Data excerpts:
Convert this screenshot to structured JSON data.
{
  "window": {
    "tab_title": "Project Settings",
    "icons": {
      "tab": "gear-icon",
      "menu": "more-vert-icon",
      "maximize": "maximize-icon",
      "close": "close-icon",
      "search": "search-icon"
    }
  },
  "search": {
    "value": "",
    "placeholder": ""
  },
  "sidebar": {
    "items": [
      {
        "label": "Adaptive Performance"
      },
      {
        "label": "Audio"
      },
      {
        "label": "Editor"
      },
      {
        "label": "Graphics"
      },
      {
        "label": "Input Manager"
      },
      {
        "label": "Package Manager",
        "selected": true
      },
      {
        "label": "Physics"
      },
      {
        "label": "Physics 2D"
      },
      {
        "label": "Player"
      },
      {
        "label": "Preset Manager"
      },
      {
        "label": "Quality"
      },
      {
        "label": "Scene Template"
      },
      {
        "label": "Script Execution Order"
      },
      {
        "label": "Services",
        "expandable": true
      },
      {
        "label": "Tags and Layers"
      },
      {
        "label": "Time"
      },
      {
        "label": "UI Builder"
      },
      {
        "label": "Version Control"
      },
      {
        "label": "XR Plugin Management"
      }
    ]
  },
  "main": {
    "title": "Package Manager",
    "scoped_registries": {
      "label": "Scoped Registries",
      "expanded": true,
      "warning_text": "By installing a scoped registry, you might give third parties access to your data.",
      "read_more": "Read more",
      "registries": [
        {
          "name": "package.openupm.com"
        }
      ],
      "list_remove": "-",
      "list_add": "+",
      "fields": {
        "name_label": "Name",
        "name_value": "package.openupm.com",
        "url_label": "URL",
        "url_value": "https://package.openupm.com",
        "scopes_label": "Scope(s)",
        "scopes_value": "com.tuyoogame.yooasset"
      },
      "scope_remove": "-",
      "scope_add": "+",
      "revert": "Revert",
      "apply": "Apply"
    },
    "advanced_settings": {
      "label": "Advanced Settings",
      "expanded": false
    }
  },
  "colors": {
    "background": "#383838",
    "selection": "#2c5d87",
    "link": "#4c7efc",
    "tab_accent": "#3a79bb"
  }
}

* **REQUIRED TASK**:
Repeat all of the entries exactly.

* **EXERCISE RESPONSE**:
Convert this screenshot to structured JSON data.
{
  "window": {
    "tab_title": "Project Settings",
    "icons": {
      "tab": "gear-icon",
      "menu": "more-vert-icon",
      "maximize": "maximize-icon",
      "close": "close-icon",
      "search": "search-icon"
    }
  },
  "search": {
    "value": "",
    "placeholder": ""
  },
  "sidebar": {
    "items": [
      {
        "label": "Adaptive Performance"
      },
      {
        "label": "Audio"
      },
      {
        "label": "Editor"
      },
      {
        "label": "Graphics"
      },
      {
        "label": "Input Manager"
      },
      {
        "label": "Package Manager",
        "selected": true
      },
      {
        "label": "Physics"
      },
      {
        "label": "Physics 2D"
      },
      {
        "label": "Player"
      },
      {
        "label": "Preset Manager"
      },
      {
        "label": "Quality"
      },
      {
        "label": "Scene Template"
      },
      {
        "label": "Script Execution Order"
      },
      {
        "label": "Services",
        "expandable": true
      },
      {
        "label": "Tags and Layers"
      },
      {
        "label": "Time"
      },
      {
        "label": "UI Builder"
      },
      {
        "label": "Version Control"
      },
      {
        "label": "XR Plugin Management"
      }
    ]
  },
  "main": {
    "title": "Package Manager",
    "scoped_registries": {
      "label": "Scoped Registries",
      "expanded": true,
      "warning_text": "By installing a scoped registry, you might give third parties access to your data.",
      "read_more": "Read more",
      "registries": [
        {
          "name": "package.openupm.com"
        }
      ],
      "list_remove": "-",
      "list_add": "+",
      "fields": {
        "name_label": "Name",
        "name_value": "package.openupm.com",
        "url_label": "URL",
        "url_value": "https://package.openupm.com",
        "scopes_label": "Scope(s)",
        "scopes_value": "com.tuyoogame.yooasset"
      },
      "scope_remove": "-",
      "scope_add": "+",
      "revert": "Revert",
      "apply": "Apply"
    },
    "advanced_settings": {
      "label": "Advanced Settings",
      "expanded": false
    }
  },
  "colors": {
    "background": "#383838",
    "selection": "#2c5d87",
    "link": "#4c7efc",
    "tab_accent": "#3a79bb"
  }
}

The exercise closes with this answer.